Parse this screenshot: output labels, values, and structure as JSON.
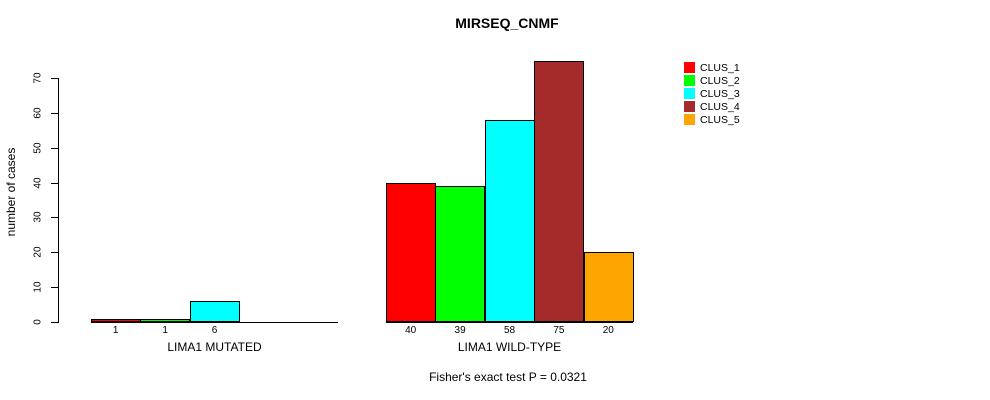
{
  "chart_data": {
    "type": "bar",
    "title": "MIRSEQ_CNMF",
    "ylabel": "number of cases",
    "ylim": [
      0,
      70
    ],
    "yticks": [
      0,
      10,
      20,
      30,
      40,
      50,
      60,
      70
    ],
    "grid": false,
    "legend_position": "right",
    "clusters": [
      {
        "name": "CLUS_1",
        "color": "#FF0000"
      },
      {
        "name": "CLUS_2",
        "color": "#00FF00"
      },
      {
        "name": "CLUS_3",
        "color": "#00FFFF"
      },
      {
        "name": "CLUS_4",
        "color": "#A52A2A"
      },
      {
        "name": "CLUS_5",
        "color": "#FFA500"
      }
    ],
    "groups": [
      {
        "label": "LIMA1 MUTATED",
        "values": [
          1,
          1,
          6,
          0,
          0
        ],
        "bar_labels": [
          "1",
          "1",
          "6",
          "",
          ""
        ]
      },
      {
        "label": "LIMA1 WILD-TYPE",
        "values": [
          40,
          39,
          58,
          75,
          20
        ],
        "bar_labels": [
          "40",
          "39",
          "58",
          "75",
          "20"
        ]
      }
    ],
    "footer": "Fisher's exact test P = 0.0321"
  }
}
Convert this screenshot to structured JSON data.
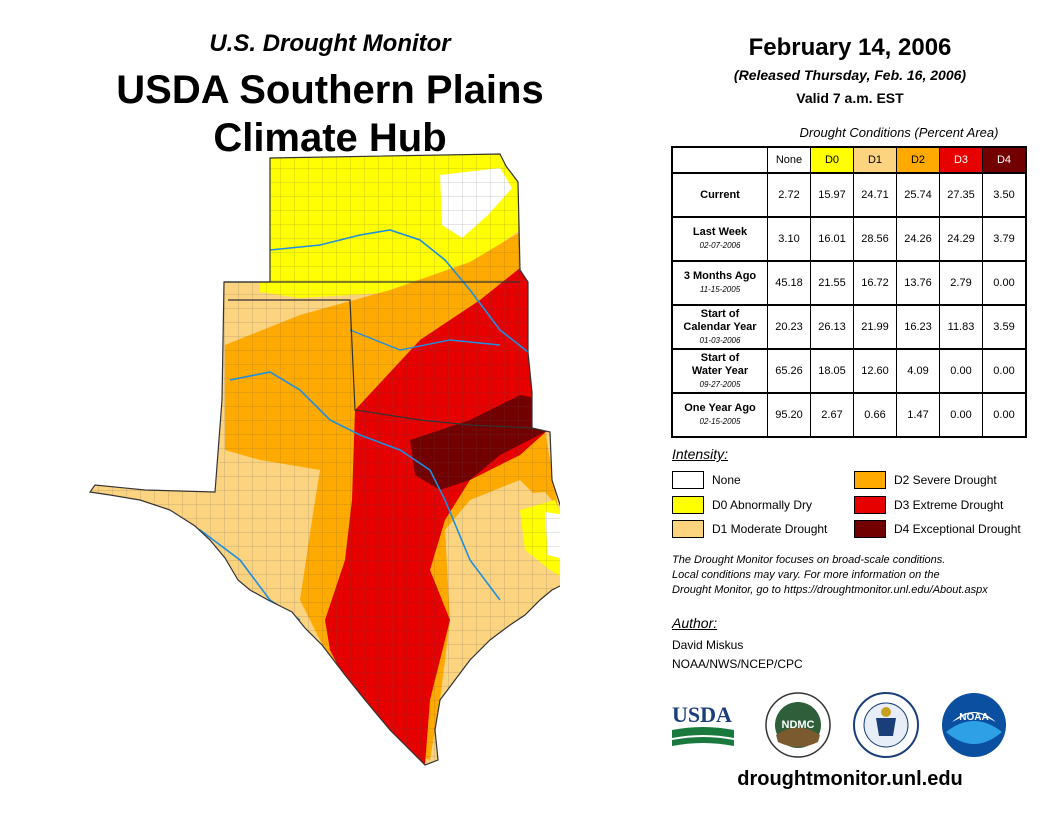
{
  "header": {
    "subtitle": "U.S. Drought Monitor",
    "title_line1": "USDA Southern Plains",
    "title_line2": "Climate Hub"
  },
  "info": {
    "date": "February 14, 2006",
    "released": "(Released Thursday, Feb. 16, 2006)",
    "valid": "Valid 7 a.m. EST"
  },
  "table": {
    "caption": "Drought Conditions (Percent Area)",
    "columns": [
      "None",
      "D0",
      "D1",
      "D2",
      "D3",
      "D4"
    ],
    "rows": [
      {
        "label": "Current",
        "label2": "",
        "date": "",
        "values": [
          "2.72",
          "15.97",
          "24.71",
          "25.74",
          "27.35",
          "3.50"
        ]
      },
      {
        "label": "Last Week",
        "label2": "",
        "date": "02-07-2006",
        "values": [
          "3.10",
          "16.01",
          "28.56",
          "24.26",
          "24.29",
          "3.79"
        ]
      },
      {
        "label": "3 Months Ago",
        "label2": "",
        "date": "11-15-2005",
        "values": [
          "45.18",
          "21.55",
          "16.72",
          "13.76",
          "2.79",
          "0.00"
        ]
      },
      {
        "label": "Start of",
        "label2": "Calendar Year",
        "date": "01-03-2006",
        "values": [
          "20.23",
          "26.13",
          "21.99",
          "16.23",
          "11.83",
          "3.59"
        ]
      },
      {
        "label": "Start of",
        "label2": "Water Year",
        "date": "09-27-2005",
        "values": [
          "65.26",
          "18.05",
          "12.60",
          "4.09",
          "0.00",
          "0.00"
        ]
      },
      {
        "label": "One Year Ago",
        "label2": "",
        "date": "02-15-2005",
        "values": [
          "95.20",
          "2.67",
          "0.66",
          "1.47",
          "0.00",
          "0.00"
        ]
      }
    ]
  },
  "legend": {
    "title": "Intensity:",
    "items": [
      {
        "label": "None",
        "color": "#ffffff"
      },
      {
        "label": "D0 Abnormally Dry",
        "color": "#ffff00"
      },
      {
        "label": "D1 Moderate Drought",
        "color": "#fcd37f"
      },
      {
        "label": "D2 Severe Drought",
        "color": "#ffaa00"
      },
      {
        "label": "D3 Extreme Drought",
        "color": "#e60000"
      },
      {
        "label": "D4 Exceptional Drought",
        "color": "#730000"
      }
    ]
  },
  "note": {
    "line1": "The Drought Monitor focuses on broad-scale conditions.",
    "line2": "Local conditions may vary. For more information on the",
    "line3": "Drought Monitor, go to https://droughtmonitor.unl.edu/About.aspx"
  },
  "author": {
    "title": "Author:",
    "name": "David Miskus",
    "org": "NOAA/NWS/NCEP/CPC"
  },
  "logos": {
    "usda": "USDA",
    "ndmc": "NDMC",
    "noaa": "NOAA"
  },
  "url": "droughtmonitor.unl.edu"
}
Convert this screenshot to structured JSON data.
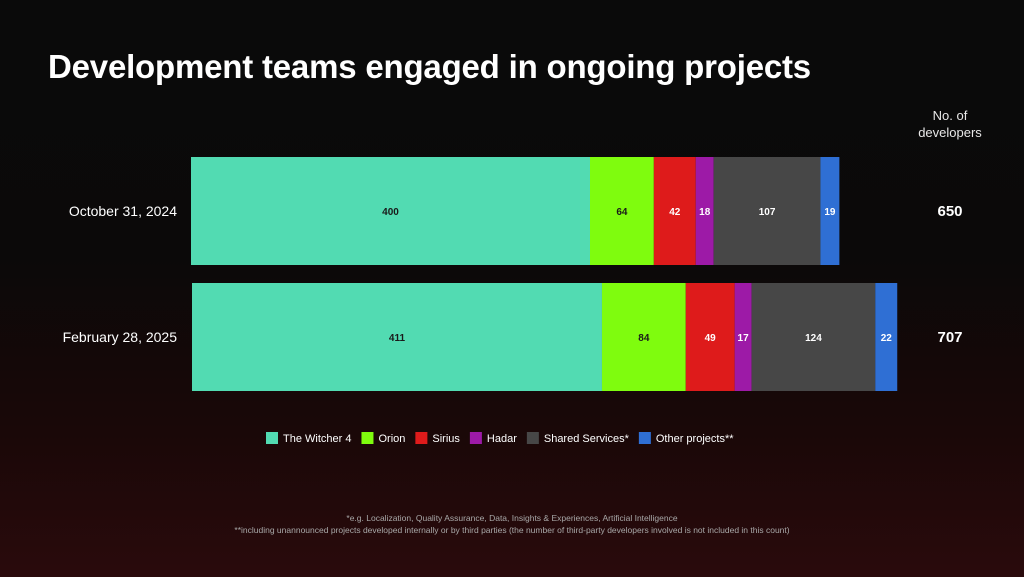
{
  "title": "Development teams engaged in ongoing projects",
  "total_header": {
    "line1": "No. of",
    "line2": "developers"
  },
  "footnotes": [
    "*e.g. Localization, Quality Assurance, Data, Insights & Experiences, Artificial Intelligence",
    "**including unannounced projects developed internally or by third parties (the number of third-party developers involved is not included in this count)"
  ],
  "colors": {
    "text_dark": "#1a1a1a",
    "text_light": "#ffffff"
  },
  "chart_data": {
    "type": "bar",
    "orientation": "horizontal",
    "stacked": true,
    "categories": [
      "October 31, 2024",
      "February 28, 2025"
    ],
    "series": [
      {
        "name": "The Witcher 4",
        "values": [
          400,
          411
        ],
        "color": "#52dbb2",
        "label_color": "#1a1a1a"
      },
      {
        "name": "Orion",
        "values": [
          64,
          84
        ],
        "color": "#7ffc0e",
        "label_color": "#1a1a1a"
      },
      {
        "name": "Sirius",
        "values": [
          42,
          49
        ],
        "color": "#de1b1b",
        "label_color": "#ffffff"
      },
      {
        "name": "Hadar",
        "values": [
          18,
          17
        ],
        "color": "#9d1aa7",
        "label_color": "#ffffff"
      },
      {
        "name": "Shared Services*",
        "values": [
          107,
          124
        ],
        "color": "#474747",
        "label_color": "#ffffff"
      },
      {
        "name": "Other projects**",
        "values": [
          19,
          22
        ],
        "color": "#2f6fd4",
        "label_color": "#ffffff"
      }
    ],
    "totals": [
      "650",
      "707"
    ],
    "legend_position": "bottom-center",
    "grid": false
  }
}
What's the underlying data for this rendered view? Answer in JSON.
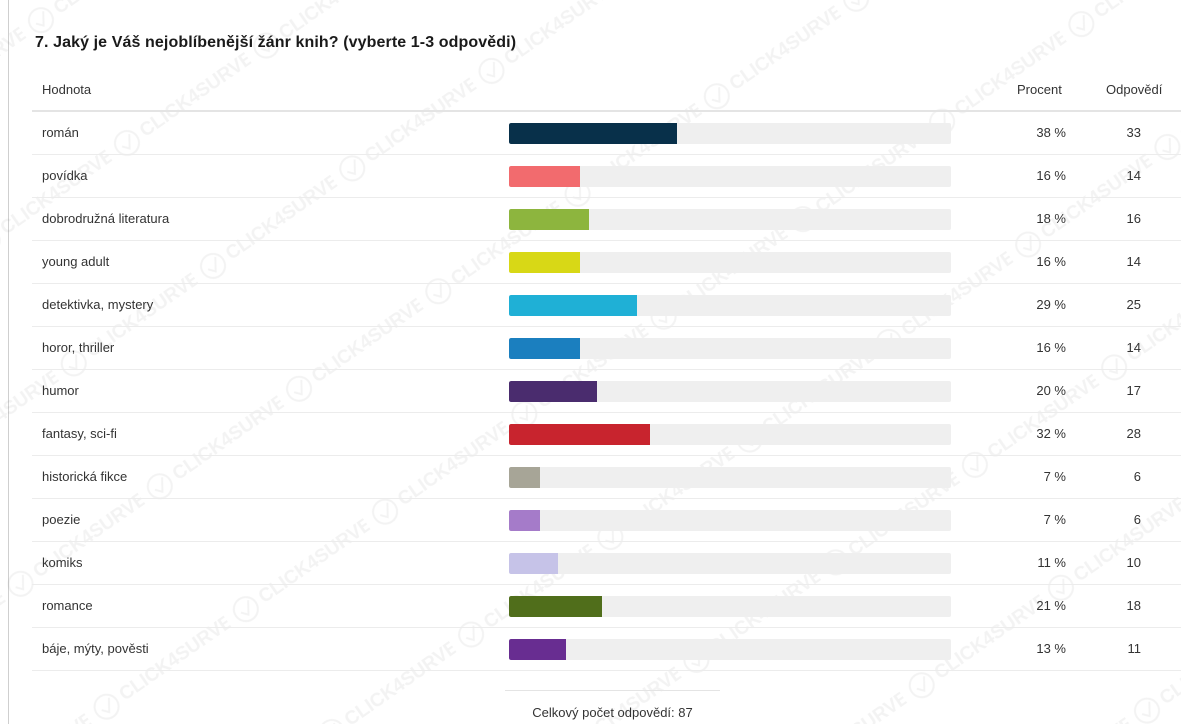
{
  "question": {
    "title": "7. Jaký je Váš nejoblíbenější žánr knih? (vyberte 1-3 odpovědi)"
  },
  "table": {
    "header_value": "Hodnota",
    "header_percent": "Procent",
    "header_count": "Odpovědí"
  },
  "footer": {
    "total_text": "Celkový počet odpovědí: 87"
  },
  "watermark": {
    "text": "CLICK4SURVEY"
  },
  "chart_data": {
    "type": "bar",
    "orientation": "horizontal",
    "title": "7. Jaký je Váš nejoblíbenější žánr knih? (vyberte 1-3 odpovědi)",
    "xlim": [
      0,
      100
    ],
    "grid": false,
    "categories": [
      "román",
      "povídka",
      "dobrodružná literatura",
      "young adult",
      "detektivka, mystery",
      "horor, thriller",
      "humor",
      "fantasy, sci-fi",
      "historická fikce",
      "poezie",
      "komiks",
      "romance",
      "báje, mýty, pověsti"
    ],
    "values": [
      38,
      16,
      18,
      16,
      29,
      16,
      20,
      32,
      7,
      7,
      11,
      21,
      13
    ],
    "percent_labels": [
      "38 %",
      "16 %",
      "18 %",
      "16 %",
      "29 %",
      "16 %",
      "20 %",
      "32 %",
      "7 %",
      "7 %",
      "11 %",
      "21 %",
      "13 %"
    ],
    "counts": [
      "33",
      "14",
      "16",
      "14",
      "25",
      "14",
      "17",
      "28",
      "6",
      "6",
      "10",
      "18",
      "11"
    ],
    "colors": [
      "#08304a",
      "#f26b6e",
      "#8db53e",
      "#d8d816",
      "#1fb0d6",
      "#1b7fbf",
      "#4a2c6e",
      "#c8242e",
      "#a7a597",
      "#a57bc9",
      "#c6c3e8",
      "#506e1b",
      "#682d91"
    ]
  }
}
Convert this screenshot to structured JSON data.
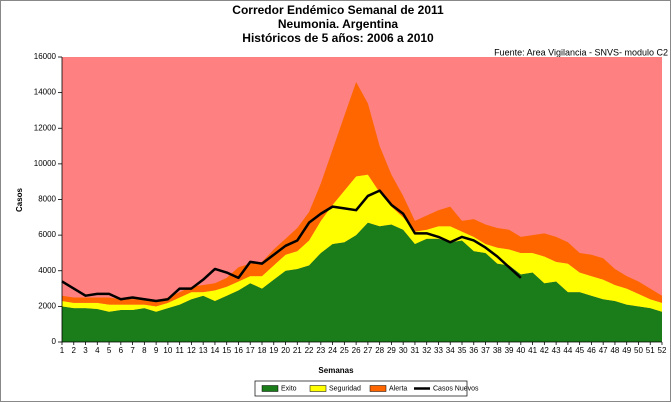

Task goal
Repeat each record exactly as shown above, dropping all images.

Exercise response
Parse this screenshot: output labels, values, and structure as JSON.
{
  "chart_data": {
    "type": "bar",
    "title": "MIRSEQ_CNMF",
    "ylabel": "number of cases",
    "ylim": [
      0,
      70
    ],
    "yticks": [
      0,
      10,
      20,
      30,
      40,
      50,
      60,
      70
    ],
    "grid": false,
    "legend_position": "right",
    "clusters": [
      {
        "name": "CLUS_1",
        "color": "#FF0000"
      },
      {
        "name": "CLUS_2",
        "color": "#00FF00"
      },
      {
        "name": "CLUS_3",
        "color": "#00FFFF"
      },
      {
        "name": "CLUS_4",
        "color": "#A52A2A"
      },
      {
        "name": "CLUS_5",
        "color": "#FFA500"
      }
    ],
    "groups": [
      {
        "label": "LIMA1 MUTATED",
        "values": [
          1,
          1,
          6,
          0,
          0
        ],
        "bar_labels": [
          "1",
          "1",
          "6",
          "",
          ""
        ]
      },
      {
        "label": "LIMA1 WILD-TYPE",
        "values": [
          40,
          39,
          58,
          75,
          20
        ],
        "bar_labels": [
          "40",
          "39",
          "58",
          "75",
          "20"
        ]
      }
    ],
    "footer": "Fisher's exact test P = 0.0321"
  }
}
Convert this screenshot to structured JSON data.
{
  "header": {
    "subtitle": "U.S. Drought Monitor",
    "title_line1": "USDA Southern Plains",
    "title_line2": "Climate Hub"
  },
  "info": {
    "date": "February 14, 2006",
    "released": "(Released Thursday, Feb. 16, 2006)",
    "valid": "Valid 7 a.m. EST"
  },
  "table": {
    "caption": "Drought Conditions (Percent Area)",
    "columns": [
      "None",
      "D0",
      "D1",
      "D2",
      "D3",
      "D4"
    ],
    "rows": [
      {
        "label": "Current",
        "label2": "",
        "date": "",
        "values": [
          "2.72",
          "15.97",
          "24.71",
          "25.74",
          "27.35",
          "3.50"
        ]
      },
      {
        "label": "Last Week",
        "label2": "",
        "date": "02-07-2006",
        "values": [
          "3.10",
          "16.01",
          "28.56",
          "24.26",
          "24.29",
          "3.79"
        ]
      },
      {
        "label": "3 Months Ago",
        "label2": "",
        "date": "11-15-2005",
        "values": [
          "45.18",
          "21.55",
          "16.72",
          "13.76",
          "2.79",
          "0.00"
        ]
      },
      {
        "label": "Start of",
        "label2": "Calendar Year",
        "date": "01-03-2006",
        "values": [
          "20.23",
          "26.13",
          "21.99",
          "16.23",
          "11.83",
          "3.59"
        ]
      },
      {
        "label": "Start of",
        "label2": "Water Year",
        "date": "09-27-2005",
        "values": [
          "65.26",
          "18.05",
          "12.60",
          "4.09",
          "0.00",
          "0.00"
        ]
      },
      {
        "label": "One Year Ago",
        "label2": "",
        "date": "02-15-2005",
        "values": [
          "95.20",
          "2.67",
          "0.66",
          "1.47",
          "0.00",
          "0.00"
        ]
      }
    ]
  },
  "legend": {
    "title": "Intensity:",
    "items": [
      {
        "label": "None",
        "color": "#ffffff"
      },
      {
        "label": "D0 Abnormally Dry",
        "color": "#ffff00"
      },
      {
        "label": "D1 Moderate Drought",
        "color": "#fcd37f"
      },
      {
        "label": "D2 Severe Drought",
        "color": "#ffaa00"
      },
      {
        "label": "D3 Extreme Drought",
        "color": "#e60000"
      },
      {
        "label": "D4 Exceptional Drought",
        "color": "#730000"
      }
    ]
  },
  "note": {
    "line1": "The Drought Monitor focuses on broad-scale conditions.",
    "line2": "Local conditions may vary. For more information on the",
    "line3": "Drought Monitor, go to https://droughtmonitor.unl.edu/About.aspx"
  },
  "author": {
    "title": "Author:",
    "name": "David Miskus",
    "org": "NOAA/NWS/NCEP/CPC"
  },
  "logos": {
    "usda": "USDA",
    "ndmc": "NDMC",
    "noaa": "NOAA"
  },
  "url": "droughtmonitor.unl.edu"
}
Convert this screenshot to structured JSON data.
{
  "title": "Development teams engaged in ongoing projects",
  "total_header": {
    "line1": "No. of",
    "line2": "developers"
  },
  "footnotes": [
    "*e.g. Localization, Quality Assurance, Data, Insights & Experiences, Artificial Intelligence",
    "**including unannounced projects developed internally or by third parties (the number of third-party developers involved is not included in this count)"
  ],
  "colors": {
    "text_dark": "#1a1a1a",
    "text_light": "#ffffff"
  },
  "chart_data": {
    "type": "bar",
    "orientation": "horizontal",
    "stacked": true,
    "categories": [
      "October 31, 2024",
      "February 28, 2025"
    ],
    "series": [
      {
        "name": "The Witcher 4",
        "values": [
          400,
          411
        ],
        "color": "#52dbb2",
        "label_color": "#1a1a1a"
      },
      {
        "name": "Orion",
        "values": [
          64,
          84
        ],
        "color": "#7ffc0e",
        "label_color": "#1a1a1a"
      },
      {
        "name": "Sirius",
        "values": [
          42,
          49
        ],
        "color": "#de1b1b",
        "label_color": "#ffffff"
      },
      {
        "name": "Hadar",
        "values": [
          18,
          17
        ],
        "color": "#9d1aa7",
        "label_color": "#ffffff"
      },
      {
        "name": "Shared Services*",
        "values": [
          107,
          124
        ],
        "color": "#474747",
        "label_color": "#ffffff"
      },
      {
        "name": "Other projects**",
        "values": [
          19,
          22
        ],
        "color": "#2f6fd4",
        "label_color": "#ffffff"
      }
    ],
    "totals": [
      "650",
      "707"
    ],
    "legend_position": "bottom-center",
    "grid": false
  }
}
What's the underlying data for this rendered view? Answer in JSON.
{
  "question": {
    "title": "7. Jaký je Váš nejoblíbenější žánr knih? (vyberte 1-3 odpovědi)"
  },
  "table": {
    "header_value": "Hodnota",
    "header_percent": "Procent",
    "header_count": "Odpovědí"
  },
  "footer": {
    "total_text": "Celkový počet odpovědí: 87"
  },
  "watermark": {
    "text": "CLICK4SURVEY"
  },
  "chart_data": {
    "type": "bar",
    "orientation": "horizontal",
    "title": "7. Jaký je Váš nejoblíbenější žánr knih? (vyberte 1-3 odpovědi)",
    "xlim": [
      0,
      100
    ],
    "grid": false,
    "categories": [
      "román",
      "povídka",
      "dobrodružná literatura",
      "young adult",
      "detektivka, mystery",
      "horor, thriller",
      "humor",
      "fantasy, sci-fi",
      "historická fikce",
      "poezie",
      "komiks",
      "romance",
      "báje, mýty, pověsti"
    ],
    "values": [
      38,
      16,
      18,
      16,
      29,
      16,
      20,
      32,
      7,
      7,
      11,
      21,
      13
    ],
    "percent_labels": [
      "38 %",
      "16 %",
      "18 %",
      "16 %",
      "29 %",
      "16 %",
      "20 %",
      "32 %",
      "7 %",
      "7 %",
      "11 %",
      "21 %",
      "13 %"
    ],
    "counts": [
      "33",
      "14",
      "16",
      "14",
      "25",
      "14",
      "17",
      "28",
      "6",
      "6",
      "10",
      "18",
      "11"
    ],
    "colors": [
      "#08304a",
      "#f26b6e",
      "#8db53e",
      "#d8d816",
      "#1fb0d6",
      "#1b7fbf",
      "#4a2c6e",
      "#c8242e",
      "#a7a597",
      "#a57bc9",
      "#c6c3e8",
      "#506e1b",
      "#682d91"
    ]
  }
}
Convert this screenshot to structured JSON data.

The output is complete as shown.